_Problem details:_
Check the listing below line by line and report how many lines hold "hint", with no other words.
--- begin Material provided ---
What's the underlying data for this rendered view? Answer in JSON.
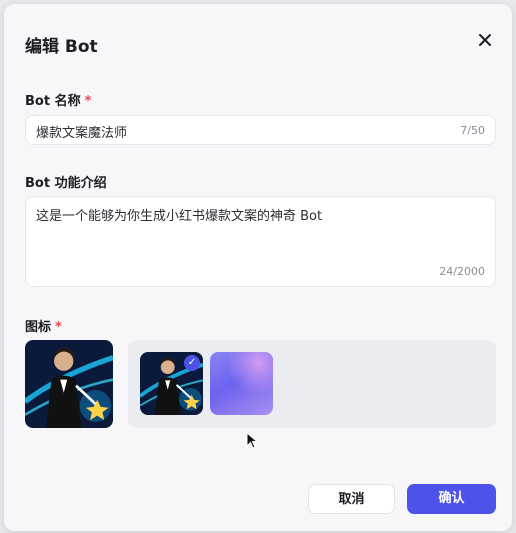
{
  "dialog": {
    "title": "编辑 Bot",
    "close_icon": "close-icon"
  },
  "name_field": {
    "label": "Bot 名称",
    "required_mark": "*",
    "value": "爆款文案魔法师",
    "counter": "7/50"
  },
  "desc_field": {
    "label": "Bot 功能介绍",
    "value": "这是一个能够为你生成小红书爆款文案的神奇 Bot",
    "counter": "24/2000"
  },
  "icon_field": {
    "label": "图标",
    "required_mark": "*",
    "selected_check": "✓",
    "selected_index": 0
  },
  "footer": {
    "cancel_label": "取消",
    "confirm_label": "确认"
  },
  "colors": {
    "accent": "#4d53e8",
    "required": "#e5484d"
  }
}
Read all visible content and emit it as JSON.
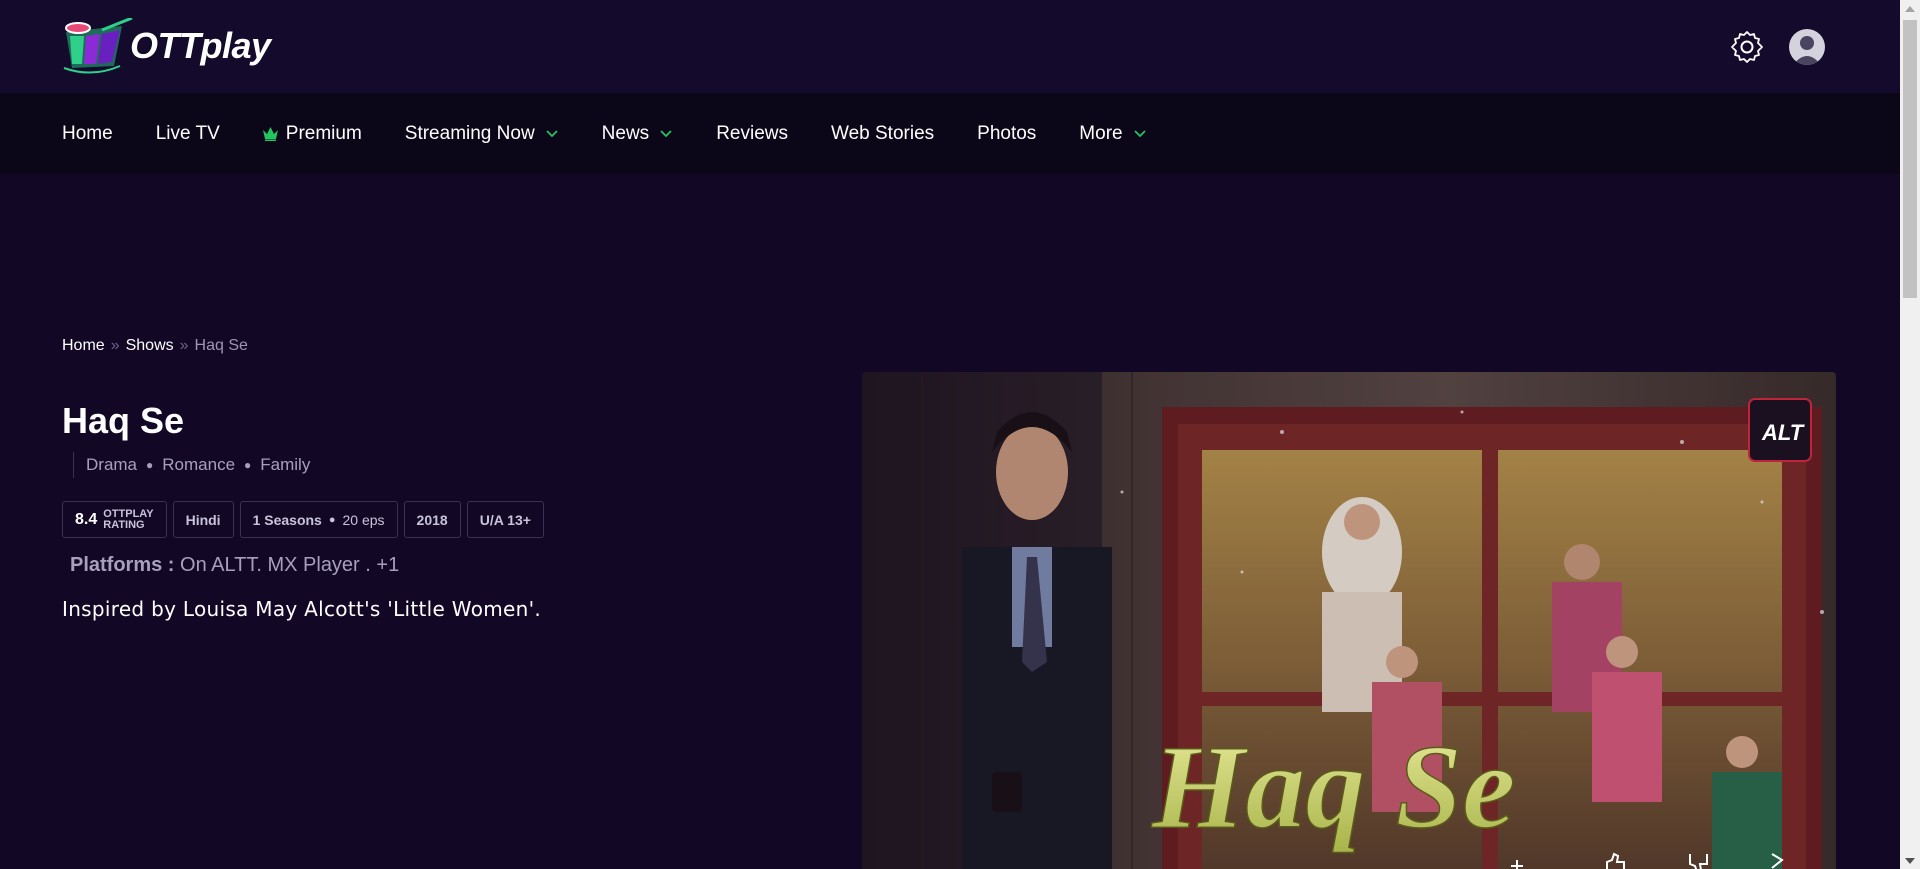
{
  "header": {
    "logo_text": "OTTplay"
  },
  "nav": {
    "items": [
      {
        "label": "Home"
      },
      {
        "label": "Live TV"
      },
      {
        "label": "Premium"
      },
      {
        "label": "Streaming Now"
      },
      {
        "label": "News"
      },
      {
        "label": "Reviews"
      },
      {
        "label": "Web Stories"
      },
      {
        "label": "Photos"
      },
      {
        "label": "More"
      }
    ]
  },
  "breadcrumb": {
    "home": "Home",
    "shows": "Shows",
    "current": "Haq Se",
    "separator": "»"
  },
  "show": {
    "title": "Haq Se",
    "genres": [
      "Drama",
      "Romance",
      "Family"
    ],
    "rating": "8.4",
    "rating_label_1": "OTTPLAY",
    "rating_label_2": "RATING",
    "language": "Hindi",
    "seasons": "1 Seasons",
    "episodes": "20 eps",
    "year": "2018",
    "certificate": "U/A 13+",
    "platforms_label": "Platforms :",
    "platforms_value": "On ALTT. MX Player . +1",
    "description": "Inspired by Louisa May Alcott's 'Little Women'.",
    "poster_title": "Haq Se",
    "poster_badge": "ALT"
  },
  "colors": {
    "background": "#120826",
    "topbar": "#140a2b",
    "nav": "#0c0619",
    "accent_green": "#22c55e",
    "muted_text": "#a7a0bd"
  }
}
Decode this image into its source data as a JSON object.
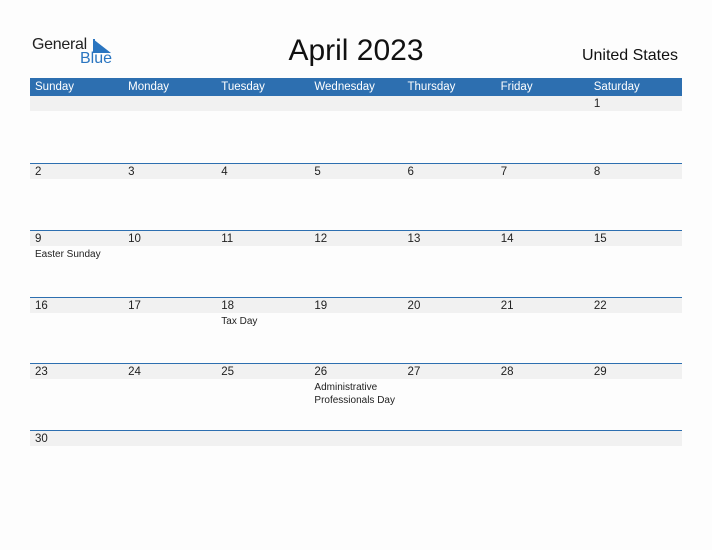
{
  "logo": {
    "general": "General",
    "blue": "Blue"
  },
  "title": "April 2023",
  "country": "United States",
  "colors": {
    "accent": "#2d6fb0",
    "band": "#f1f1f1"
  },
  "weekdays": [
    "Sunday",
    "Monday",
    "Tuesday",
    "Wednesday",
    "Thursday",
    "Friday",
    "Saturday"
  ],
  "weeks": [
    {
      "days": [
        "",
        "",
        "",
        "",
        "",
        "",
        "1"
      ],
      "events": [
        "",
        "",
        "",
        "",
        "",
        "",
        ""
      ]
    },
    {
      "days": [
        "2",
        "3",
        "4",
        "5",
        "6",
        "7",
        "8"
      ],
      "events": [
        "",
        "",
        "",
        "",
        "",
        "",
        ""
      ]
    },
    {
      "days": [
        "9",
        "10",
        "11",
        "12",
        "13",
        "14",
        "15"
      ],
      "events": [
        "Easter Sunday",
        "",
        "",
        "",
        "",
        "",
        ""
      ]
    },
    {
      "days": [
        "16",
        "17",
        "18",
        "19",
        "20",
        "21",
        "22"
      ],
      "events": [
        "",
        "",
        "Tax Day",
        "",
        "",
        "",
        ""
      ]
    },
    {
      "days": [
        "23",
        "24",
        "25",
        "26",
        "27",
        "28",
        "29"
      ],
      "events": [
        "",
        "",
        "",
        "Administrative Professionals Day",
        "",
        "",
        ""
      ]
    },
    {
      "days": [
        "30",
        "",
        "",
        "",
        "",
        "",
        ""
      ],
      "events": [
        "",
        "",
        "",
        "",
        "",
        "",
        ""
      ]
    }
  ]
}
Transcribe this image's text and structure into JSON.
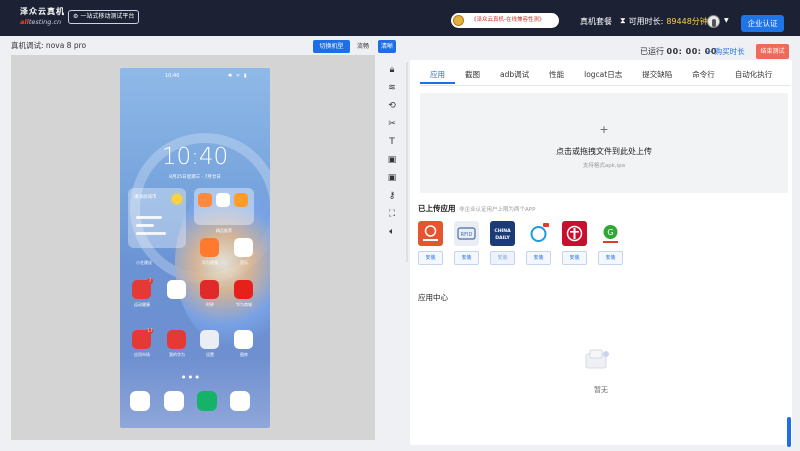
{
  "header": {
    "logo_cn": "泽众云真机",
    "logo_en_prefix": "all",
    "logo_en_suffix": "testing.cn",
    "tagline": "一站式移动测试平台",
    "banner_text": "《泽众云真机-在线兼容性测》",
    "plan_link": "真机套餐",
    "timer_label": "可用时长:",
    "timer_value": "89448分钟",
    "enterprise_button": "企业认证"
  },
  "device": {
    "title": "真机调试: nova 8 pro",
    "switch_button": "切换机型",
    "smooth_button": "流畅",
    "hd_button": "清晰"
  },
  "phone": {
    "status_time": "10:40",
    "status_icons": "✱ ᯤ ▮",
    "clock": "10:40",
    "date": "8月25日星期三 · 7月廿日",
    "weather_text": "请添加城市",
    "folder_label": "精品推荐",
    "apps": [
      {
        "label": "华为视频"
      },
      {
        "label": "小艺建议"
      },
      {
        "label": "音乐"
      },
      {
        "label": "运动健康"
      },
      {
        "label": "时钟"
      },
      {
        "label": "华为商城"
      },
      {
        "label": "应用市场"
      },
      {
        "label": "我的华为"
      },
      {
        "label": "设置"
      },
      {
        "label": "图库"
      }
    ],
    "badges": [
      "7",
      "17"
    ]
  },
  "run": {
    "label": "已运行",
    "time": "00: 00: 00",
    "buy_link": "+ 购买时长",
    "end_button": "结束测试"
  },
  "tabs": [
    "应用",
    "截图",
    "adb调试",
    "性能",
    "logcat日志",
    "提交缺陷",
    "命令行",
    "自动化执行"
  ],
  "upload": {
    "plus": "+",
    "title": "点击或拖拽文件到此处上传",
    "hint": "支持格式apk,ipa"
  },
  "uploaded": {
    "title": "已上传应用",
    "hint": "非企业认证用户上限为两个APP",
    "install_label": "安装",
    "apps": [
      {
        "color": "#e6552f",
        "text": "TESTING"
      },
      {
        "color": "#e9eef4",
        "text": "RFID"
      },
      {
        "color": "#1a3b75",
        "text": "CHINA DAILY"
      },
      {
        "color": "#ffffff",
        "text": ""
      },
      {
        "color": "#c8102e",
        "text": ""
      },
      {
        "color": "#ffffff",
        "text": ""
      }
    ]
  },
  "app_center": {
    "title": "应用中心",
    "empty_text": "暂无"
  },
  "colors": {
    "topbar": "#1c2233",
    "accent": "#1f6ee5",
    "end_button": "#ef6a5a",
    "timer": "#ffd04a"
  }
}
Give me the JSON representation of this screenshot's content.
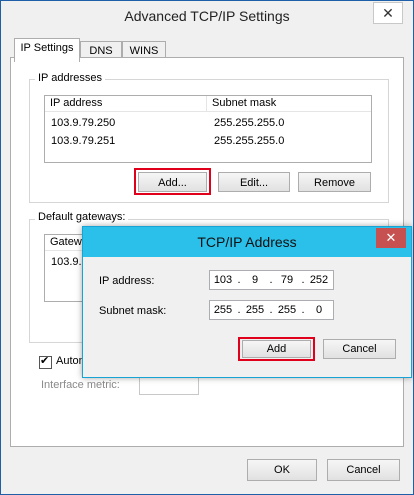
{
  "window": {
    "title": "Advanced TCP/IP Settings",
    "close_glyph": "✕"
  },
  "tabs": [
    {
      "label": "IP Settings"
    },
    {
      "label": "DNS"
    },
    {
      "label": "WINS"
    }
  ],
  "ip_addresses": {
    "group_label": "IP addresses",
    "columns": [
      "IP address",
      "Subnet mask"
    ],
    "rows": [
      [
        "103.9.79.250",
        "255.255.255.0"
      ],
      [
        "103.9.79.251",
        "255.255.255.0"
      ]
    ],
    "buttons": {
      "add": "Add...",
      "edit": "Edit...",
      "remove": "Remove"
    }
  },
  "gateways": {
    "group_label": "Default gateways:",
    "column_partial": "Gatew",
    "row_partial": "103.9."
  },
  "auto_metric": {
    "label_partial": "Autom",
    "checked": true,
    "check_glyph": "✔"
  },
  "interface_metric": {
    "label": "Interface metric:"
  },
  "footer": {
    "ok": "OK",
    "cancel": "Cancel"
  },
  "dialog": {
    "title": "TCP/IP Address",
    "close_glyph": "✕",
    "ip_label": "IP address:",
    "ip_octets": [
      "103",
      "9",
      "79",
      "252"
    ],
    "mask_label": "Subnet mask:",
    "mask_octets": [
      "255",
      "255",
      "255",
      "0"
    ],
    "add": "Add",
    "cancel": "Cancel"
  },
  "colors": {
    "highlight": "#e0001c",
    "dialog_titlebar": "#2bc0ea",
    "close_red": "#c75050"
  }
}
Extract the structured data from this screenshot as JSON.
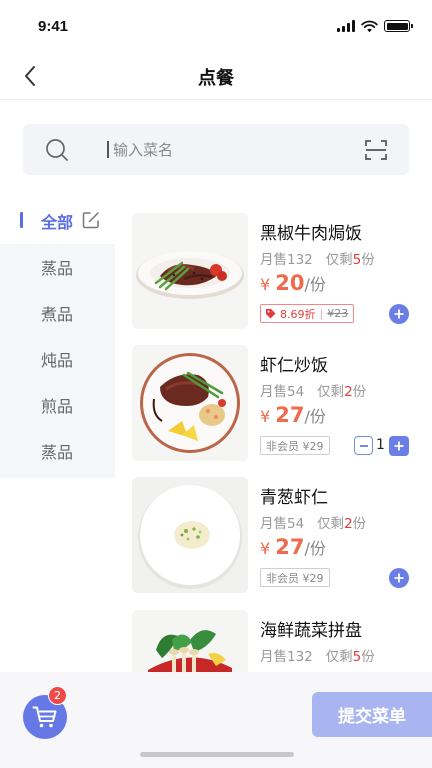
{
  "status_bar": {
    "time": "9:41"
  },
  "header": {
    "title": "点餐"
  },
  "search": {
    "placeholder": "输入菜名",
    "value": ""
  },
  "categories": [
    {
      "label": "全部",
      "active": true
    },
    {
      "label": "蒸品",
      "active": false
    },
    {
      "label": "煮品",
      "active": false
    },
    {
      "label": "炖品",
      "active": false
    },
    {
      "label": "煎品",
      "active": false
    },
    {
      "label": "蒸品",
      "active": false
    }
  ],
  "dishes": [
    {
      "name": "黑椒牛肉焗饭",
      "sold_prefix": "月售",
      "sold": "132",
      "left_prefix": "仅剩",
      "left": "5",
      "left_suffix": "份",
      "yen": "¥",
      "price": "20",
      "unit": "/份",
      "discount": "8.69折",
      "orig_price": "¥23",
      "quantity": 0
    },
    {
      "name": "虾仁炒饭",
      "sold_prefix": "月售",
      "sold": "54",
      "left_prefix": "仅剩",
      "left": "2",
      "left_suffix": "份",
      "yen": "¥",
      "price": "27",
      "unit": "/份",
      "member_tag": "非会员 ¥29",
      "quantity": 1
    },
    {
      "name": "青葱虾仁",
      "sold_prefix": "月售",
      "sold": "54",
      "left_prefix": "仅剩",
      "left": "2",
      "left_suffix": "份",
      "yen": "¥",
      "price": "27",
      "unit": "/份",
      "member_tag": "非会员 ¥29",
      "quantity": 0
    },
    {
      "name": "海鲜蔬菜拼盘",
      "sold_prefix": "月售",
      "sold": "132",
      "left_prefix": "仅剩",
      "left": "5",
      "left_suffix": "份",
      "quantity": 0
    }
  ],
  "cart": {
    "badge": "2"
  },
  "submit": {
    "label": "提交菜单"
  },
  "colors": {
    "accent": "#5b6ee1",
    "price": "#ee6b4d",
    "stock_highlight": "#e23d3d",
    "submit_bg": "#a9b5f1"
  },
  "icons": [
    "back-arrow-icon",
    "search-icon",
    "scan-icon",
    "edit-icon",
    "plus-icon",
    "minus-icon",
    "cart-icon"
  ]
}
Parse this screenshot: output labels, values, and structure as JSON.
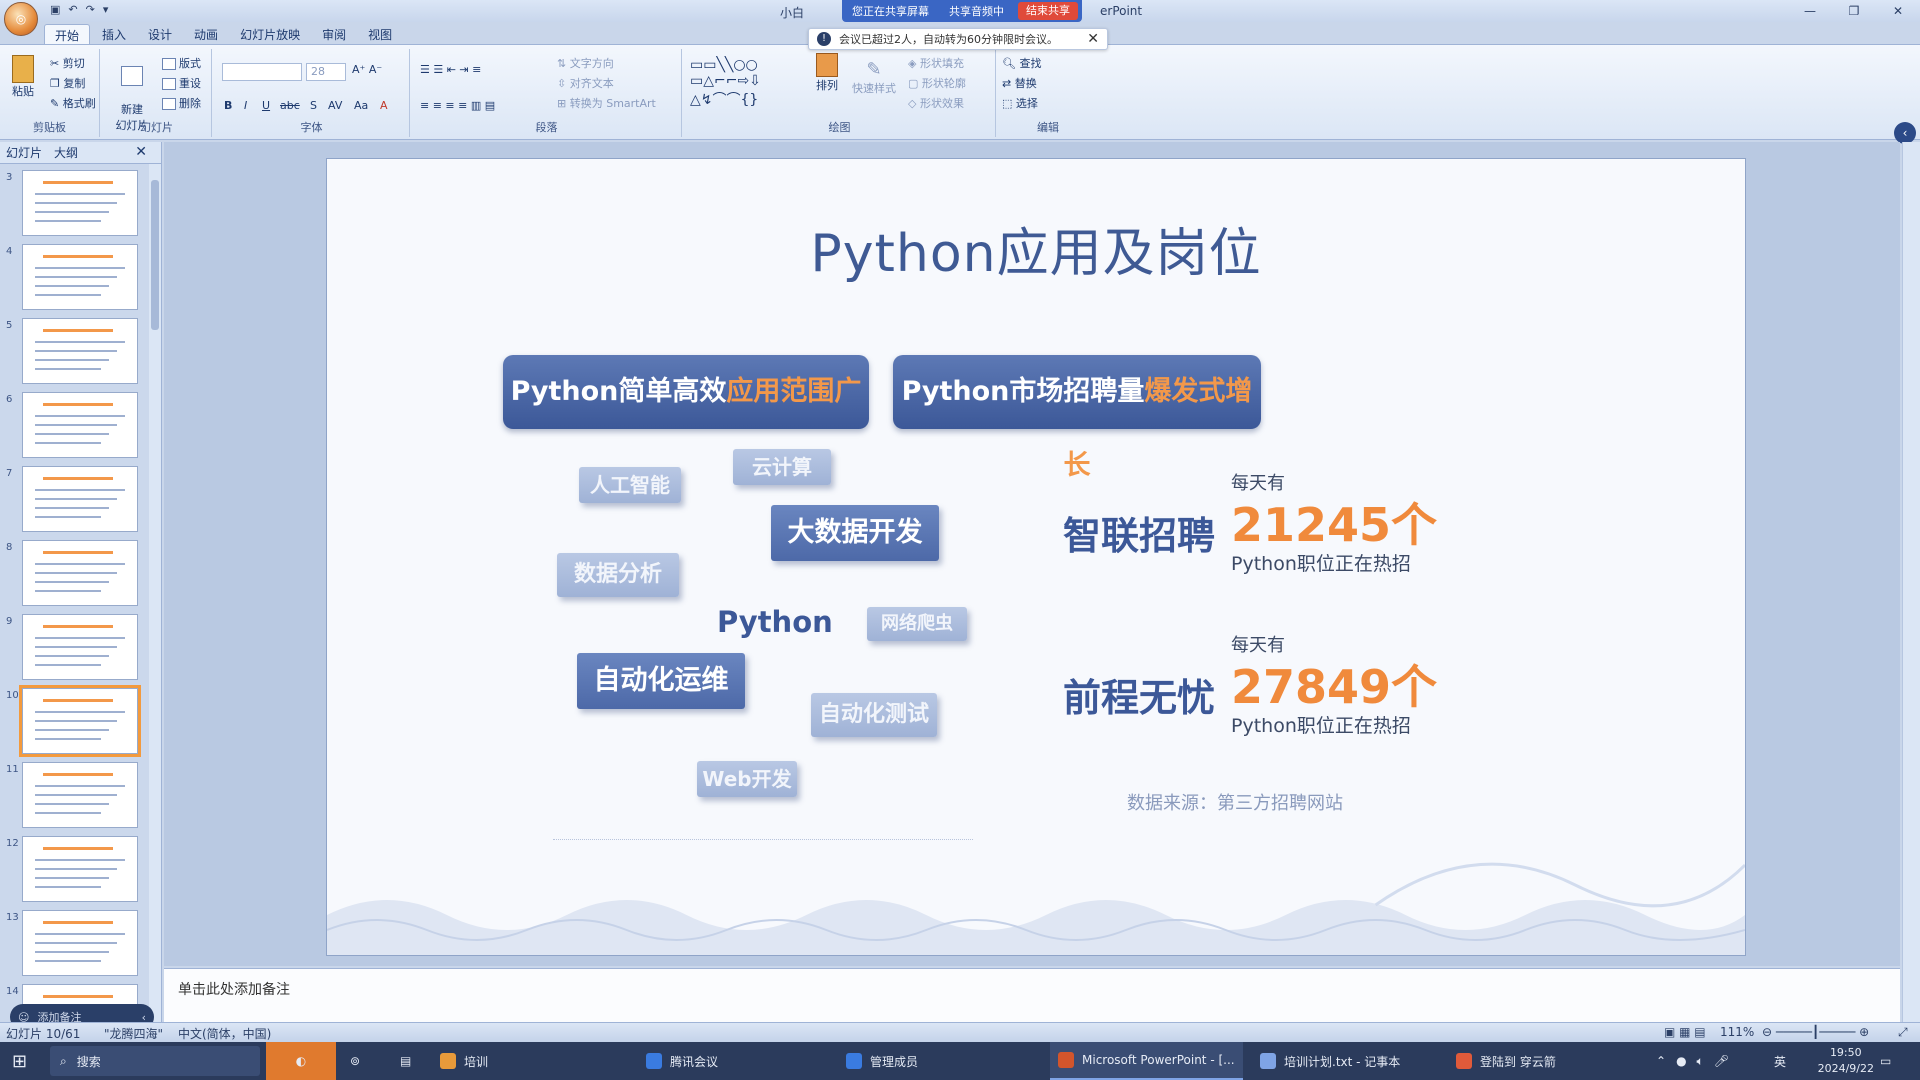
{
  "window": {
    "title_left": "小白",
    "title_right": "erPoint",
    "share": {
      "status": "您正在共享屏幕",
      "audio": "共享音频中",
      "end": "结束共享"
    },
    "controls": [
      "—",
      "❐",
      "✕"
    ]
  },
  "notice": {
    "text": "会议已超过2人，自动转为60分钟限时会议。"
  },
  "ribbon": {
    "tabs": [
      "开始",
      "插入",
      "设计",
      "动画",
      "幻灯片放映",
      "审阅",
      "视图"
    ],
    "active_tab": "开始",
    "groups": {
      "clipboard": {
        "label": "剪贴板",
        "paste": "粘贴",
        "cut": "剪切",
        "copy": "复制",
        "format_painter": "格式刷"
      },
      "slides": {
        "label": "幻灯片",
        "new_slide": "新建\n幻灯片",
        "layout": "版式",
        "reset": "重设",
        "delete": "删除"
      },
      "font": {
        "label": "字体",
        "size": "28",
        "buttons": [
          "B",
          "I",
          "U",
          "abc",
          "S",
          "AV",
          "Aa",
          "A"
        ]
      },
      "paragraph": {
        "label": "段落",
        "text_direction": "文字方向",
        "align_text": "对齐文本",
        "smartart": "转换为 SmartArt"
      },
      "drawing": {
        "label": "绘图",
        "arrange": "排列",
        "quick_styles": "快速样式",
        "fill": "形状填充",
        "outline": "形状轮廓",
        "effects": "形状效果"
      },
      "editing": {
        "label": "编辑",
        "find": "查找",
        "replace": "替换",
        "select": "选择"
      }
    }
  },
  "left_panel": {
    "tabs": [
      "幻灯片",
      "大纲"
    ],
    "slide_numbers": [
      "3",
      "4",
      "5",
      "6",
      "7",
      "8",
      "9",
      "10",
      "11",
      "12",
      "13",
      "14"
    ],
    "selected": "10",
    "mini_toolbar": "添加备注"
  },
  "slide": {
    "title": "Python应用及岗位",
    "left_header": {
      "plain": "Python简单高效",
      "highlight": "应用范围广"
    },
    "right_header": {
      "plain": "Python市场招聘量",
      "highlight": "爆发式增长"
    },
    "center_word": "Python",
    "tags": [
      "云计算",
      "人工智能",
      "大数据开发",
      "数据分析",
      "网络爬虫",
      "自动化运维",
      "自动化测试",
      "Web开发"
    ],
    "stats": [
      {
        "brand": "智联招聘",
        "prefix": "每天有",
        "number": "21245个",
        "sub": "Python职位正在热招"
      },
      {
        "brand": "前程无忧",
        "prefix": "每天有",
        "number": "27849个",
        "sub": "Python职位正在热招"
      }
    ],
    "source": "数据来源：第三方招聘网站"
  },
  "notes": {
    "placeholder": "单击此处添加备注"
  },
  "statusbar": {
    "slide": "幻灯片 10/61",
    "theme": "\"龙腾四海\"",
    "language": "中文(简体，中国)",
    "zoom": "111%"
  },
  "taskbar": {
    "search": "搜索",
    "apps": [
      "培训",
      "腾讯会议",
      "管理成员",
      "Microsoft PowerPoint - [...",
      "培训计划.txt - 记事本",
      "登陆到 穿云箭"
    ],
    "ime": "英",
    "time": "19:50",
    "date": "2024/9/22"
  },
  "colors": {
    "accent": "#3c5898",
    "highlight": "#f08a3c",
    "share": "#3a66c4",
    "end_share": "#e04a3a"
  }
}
--- end Material provided ---
_Response to the task:_
2